** Task description **
Go through the listing below and gather every line with the word "Pengiriman".

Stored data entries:
□ □ □ □

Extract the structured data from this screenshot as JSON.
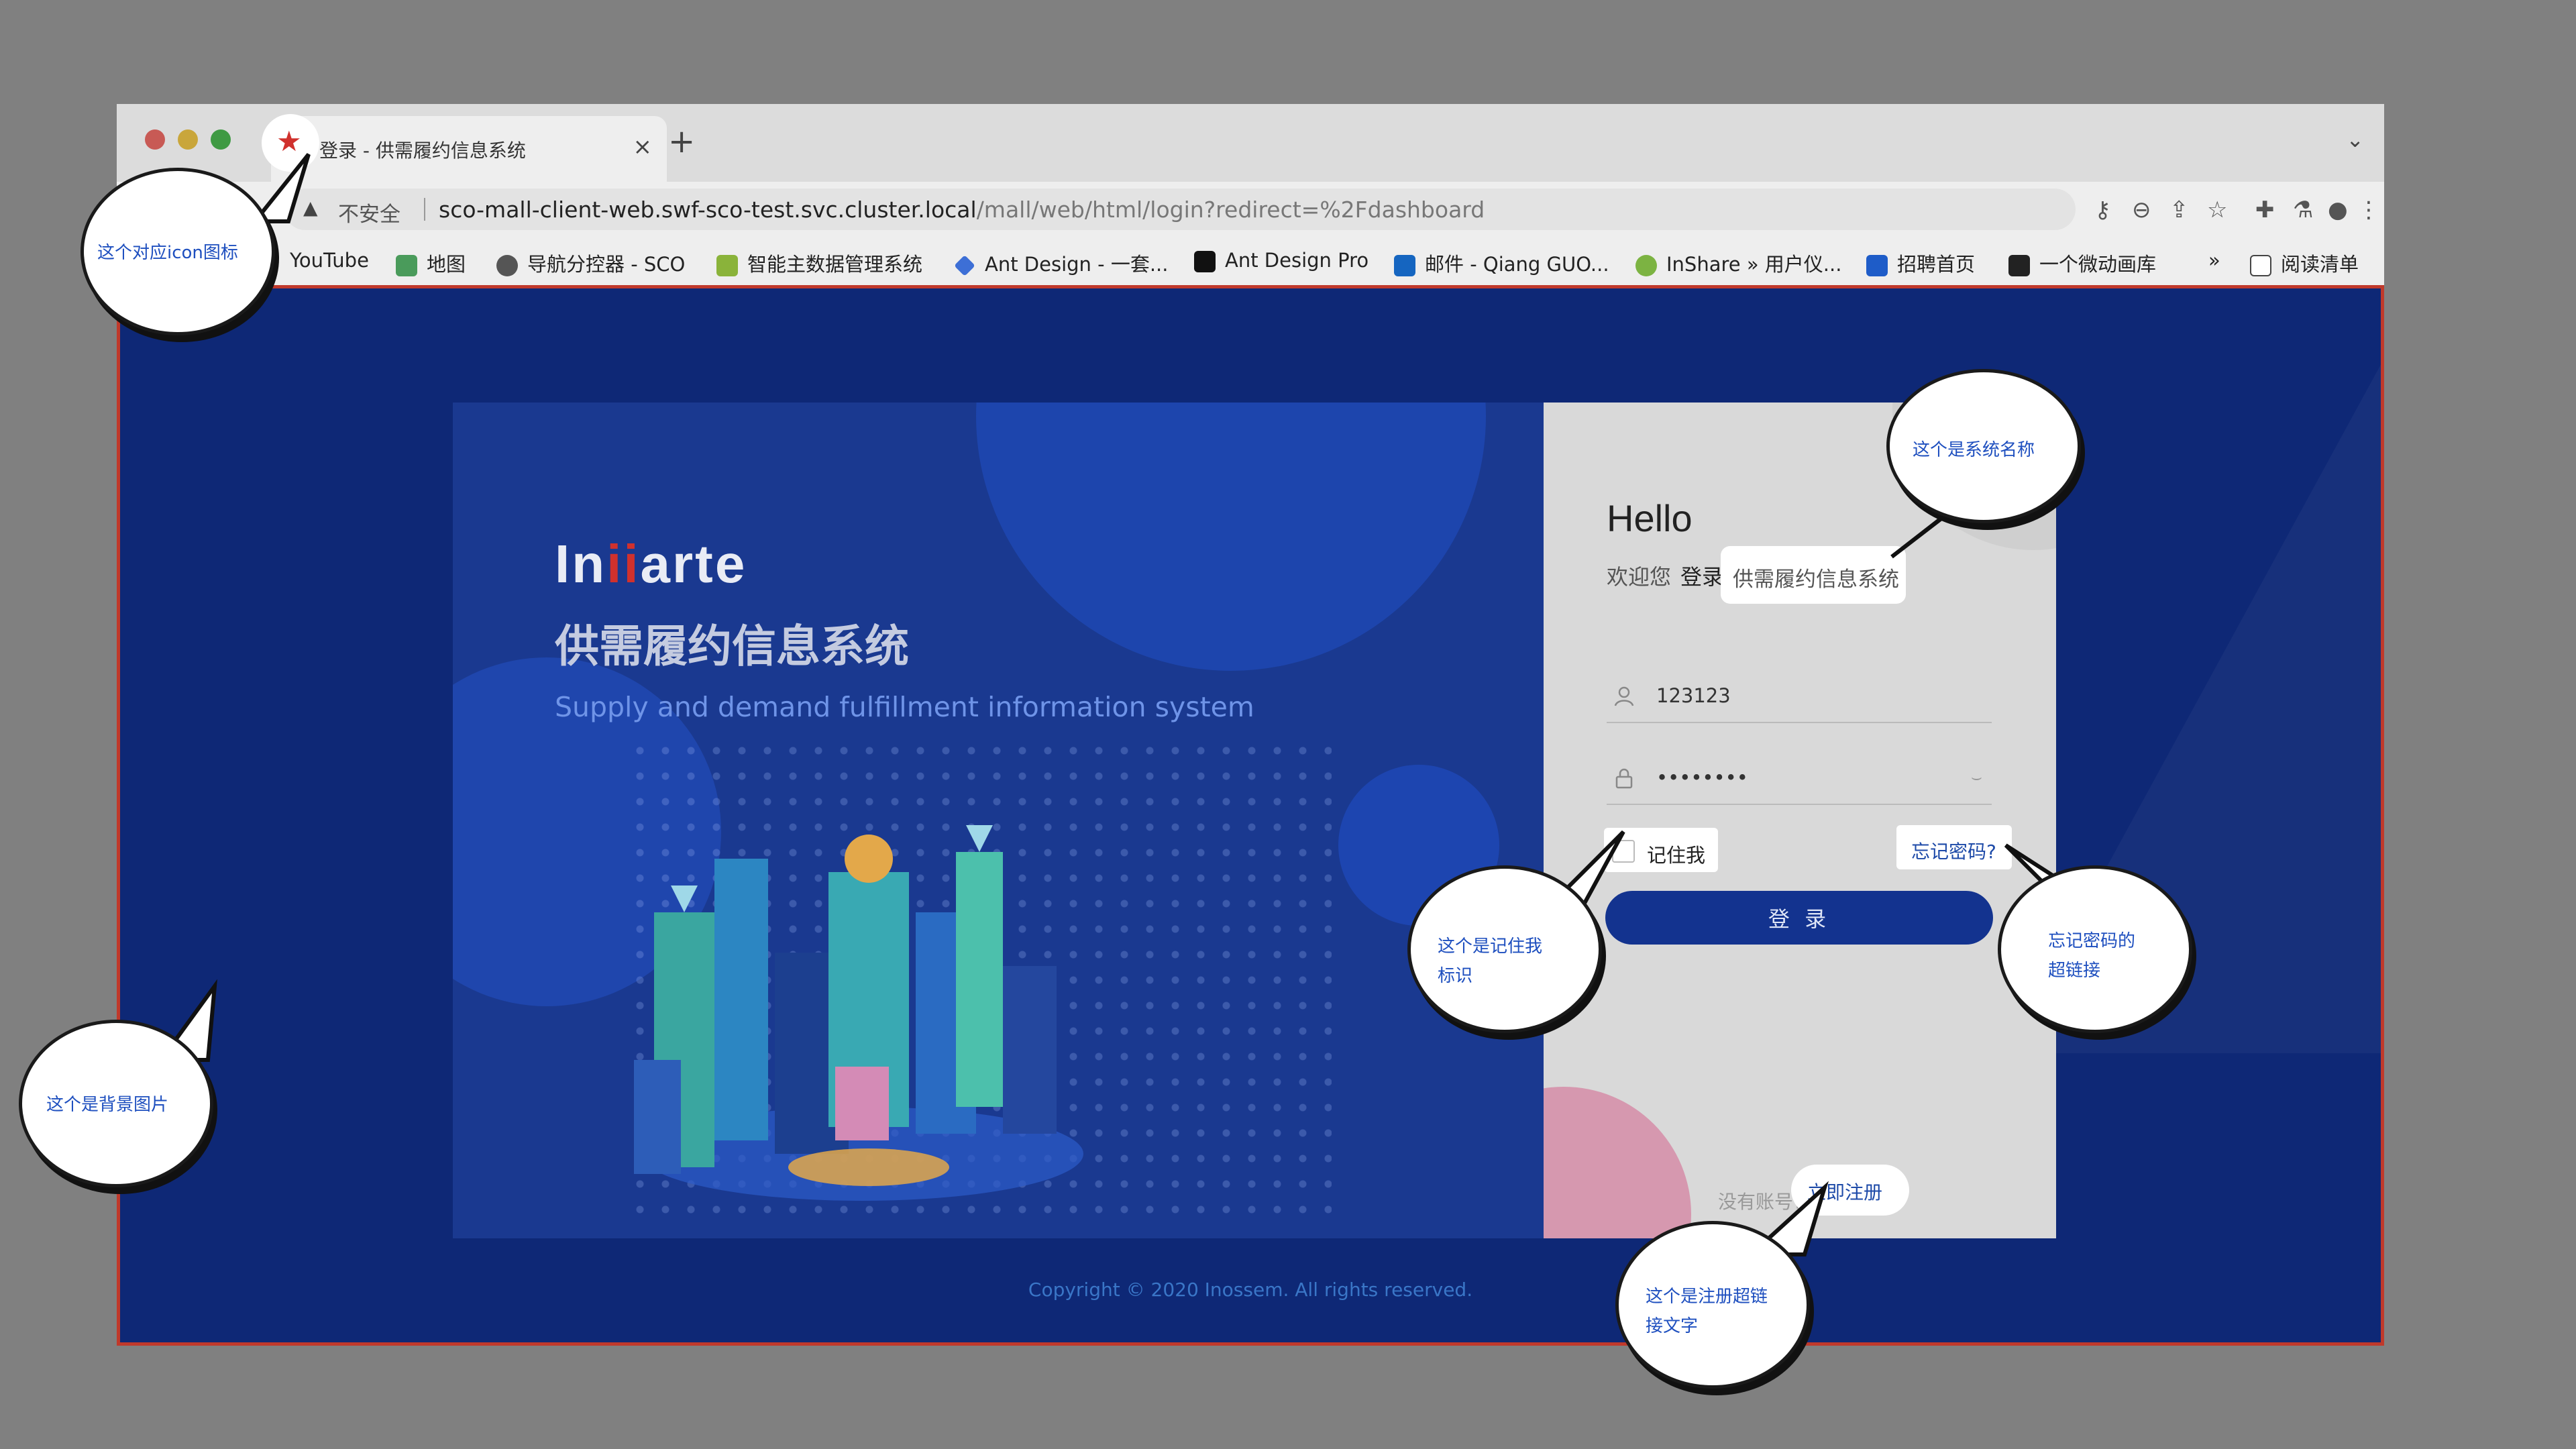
{
  "browser": {
    "tab_title": "登录 - 供需履约信息系统",
    "tab_close": "×",
    "new_tab": "+",
    "tab_menu": "⌄",
    "security_label": "不安全",
    "url_host": "sco-mall-client-web.swf-sco-test.svc.cluster.local",
    "url_path": "/mall/web/html/login?redirect=%2Fdashboard",
    "bookmarks": [
      {
        "label": "YouTube"
      },
      {
        "label": "地图"
      },
      {
        "label": "导航分控器 - SCO"
      },
      {
        "label": "智能主数据管理系统"
      },
      {
        "label": "Ant Design - 一套..."
      },
      {
        "label": "Ant Design Pro"
      },
      {
        "label": "邮件 - Qiang GUO..."
      },
      {
        "label": "InShare » 用户仪..."
      },
      {
        "label": "招聘首页"
      },
      {
        "label": "一个微动画库"
      },
      {
        "label": "»"
      },
      {
        "label": "阅读清单"
      }
    ]
  },
  "login": {
    "logo_prefix": "In",
    "logo_mark": "ii",
    "logo_mid": "arte",
    "system_title": "供需履约信息系统",
    "system_subtitle": "Supply and demand fulfillment information system",
    "hello": "Hello",
    "welcome": "欢迎您",
    "login_word": "登录",
    "system_name": "供需履约信息系统",
    "username_value": "123123",
    "password_value": "••••••••",
    "remember_label": "记住我",
    "forgot_label": "忘记密码?",
    "submit_label": "登 录",
    "no_account": "没有账号?",
    "register_label": "立即注册",
    "copyright": "Copyright © 2020 Inossem. All rights reserved."
  },
  "annotations": {
    "favicon_note": "这个对应icon图标",
    "system_name_note": "这个是系统名称",
    "remember_note_1": "这个是记住我",
    "remember_note_2": "标识",
    "forgot_note_1": "忘记密码的",
    "forgot_note_2": "超链接",
    "background_note": "这个是背景图片",
    "register_note_1": "这个是注册超链",
    "register_note_2": "接文字"
  },
  "colors": {
    "page_bg": "#0e2876",
    "left_panel": "#1a3990",
    "accent": "#13338f",
    "link": "#1d4aa8"
  }
}
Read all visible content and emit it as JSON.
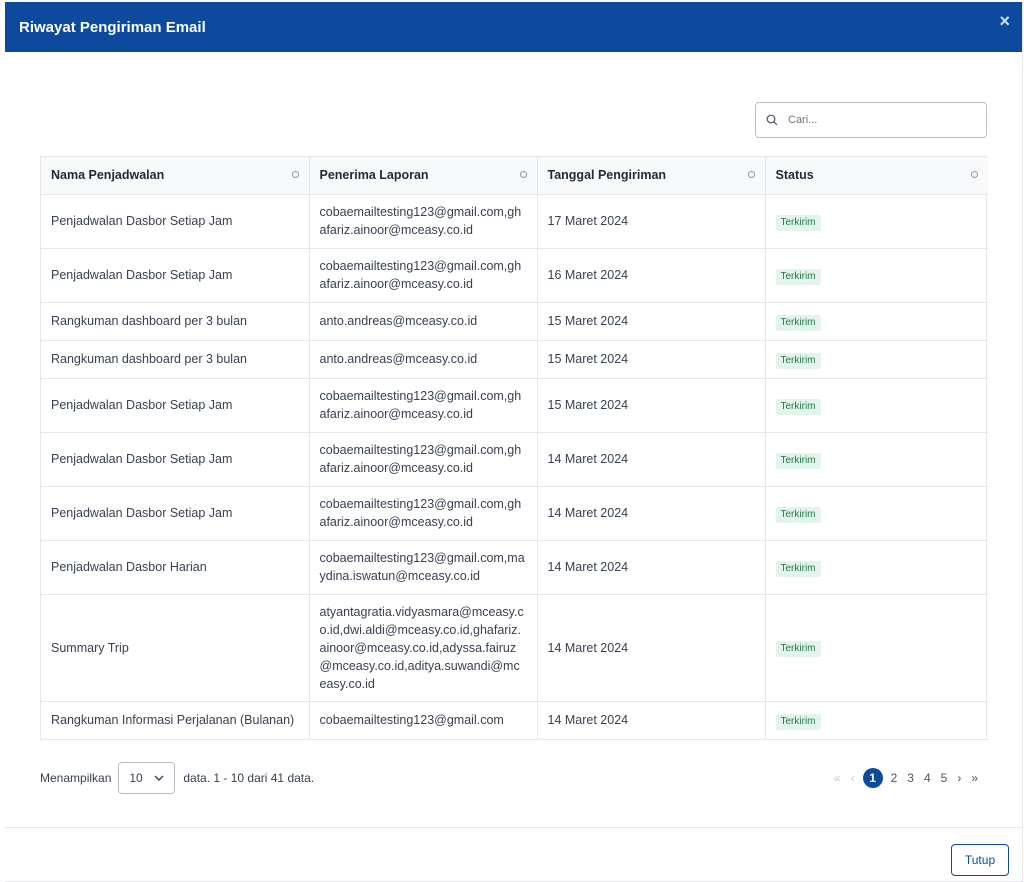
{
  "modal": {
    "title": "Riwayat Pengiriman Email",
    "close_icon": "×"
  },
  "search": {
    "placeholder": "Cari..."
  },
  "table": {
    "headers": [
      "Nama Penjadwalan",
      "Penerima Laporan",
      "Tanggal Pengiriman",
      "Status"
    ],
    "rows": [
      {
        "name": "Penjadwalan Dasbor Setiap Jam",
        "recipients": "cobaemailtesting123@gmail.com,ghafariz.ainoor@mceasy.co.id",
        "date": "17 Maret 2024",
        "status": "Terkirim"
      },
      {
        "name": "Penjadwalan Dasbor Setiap Jam",
        "recipients": "cobaemailtesting123@gmail.com,ghafariz.ainoor@mceasy.co.id",
        "date": "16 Maret 2024",
        "status": "Terkirim"
      },
      {
        "name": "Rangkuman dashboard per 3 bulan",
        "recipients": "anto.andreas@mceasy.co.id",
        "date": "15 Maret 2024",
        "status": "Terkirim"
      },
      {
        "name": "Rangkuman dashboard per 3 bulan",
        "recipients": "anto.andreas@mceasy.co.id",
        "date": "15 Maret 2024",
        "status": "Terkirim"
      },
      {
        "name": "Penjadwalan Dasbor Setiap Jam",
        "recipients": "cobaemailtesting123@gmail.com,ghafariz.ainoor@mceasy.co.id",
        "date": "15 Maret 2024",
        "status": "Terkirim"
      },
      {
        "name": "Penjadwalan Dasbor Setiap Jam",
        "recipients": "cobaemailtesting123@gmail.com,ghafariz.ainoor@mceasy.co.id",
        "date": "14 Maret 2024",
        "status": "Terkirim"
      },
      {
        "name": "Penjadwalan Dasbor Setiap Jam",
        "recipients": "cobaemailtesting123@gmail.com,ghafariz.ainoor@mceasy.co.id",
        "date": "14 Maret 2024",
        "status": "Terkirim"
      },
      {
        "name": "Penjadwalan Dasbor Harian",
        "recipients": "cobaemailtesting123@gmail.com,maydina.iswatun@mceasy.co.id",
        "date": "14 Maret 2024",
        "status": "Terkirim"
      },
      {
        "name": "Summary Trip",
        "recipients": "atyantagratia.vidyasmara@mceasy.co.id,dwi.aldi@mceasy.co.id,ghafariz.ainoor@mceasy.co.id,adyssa.fairuz@mceasy.co.id,aditya.suwandi@mceasy.co.id",
        "date": "14 Maret 2024",
        "status": "Terkirim"
      },
      {
        "name": "Rangkuman Informasi Perjalanan (Bulanan)",
        "recipients": "cobaemailtesting123@gmail.com",
        "date": "14 Maret 2024",
        "status": "Terkirim"
      }
    ]
  },
  "footer": {
    "showing_label": "Menampilkan",
    "page_size": "10",
    "summary": "data.  1 - 10 dari 41 data."
  },
  "pagination": {
    "first": "«",
    "prev": "‹",
    "pages": [
      "1",
      "2",
      "3",
      "4",
      "5"
    ],
    "active_page": "1",
    "next": "›",
    "last": "»"
  },
  "actions": {
    "close_label": "Tutup"
  },
  "colors": {
    "primary": "#0d4a9e",
    "badge_bg": "#e3f4ea",
    "badge_text": "#1f7a45"
  },
  "icons": {
    "search": "search-icon",
    "sort": "sort-icon",
    "dropdown": "chevron-down-icon",
    "close": "close-icon"
  }
}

□ □ □ □

** Result of the task **
    "title": "Riwayat Pengiriman Email",
      "Tanggal Pengiriman",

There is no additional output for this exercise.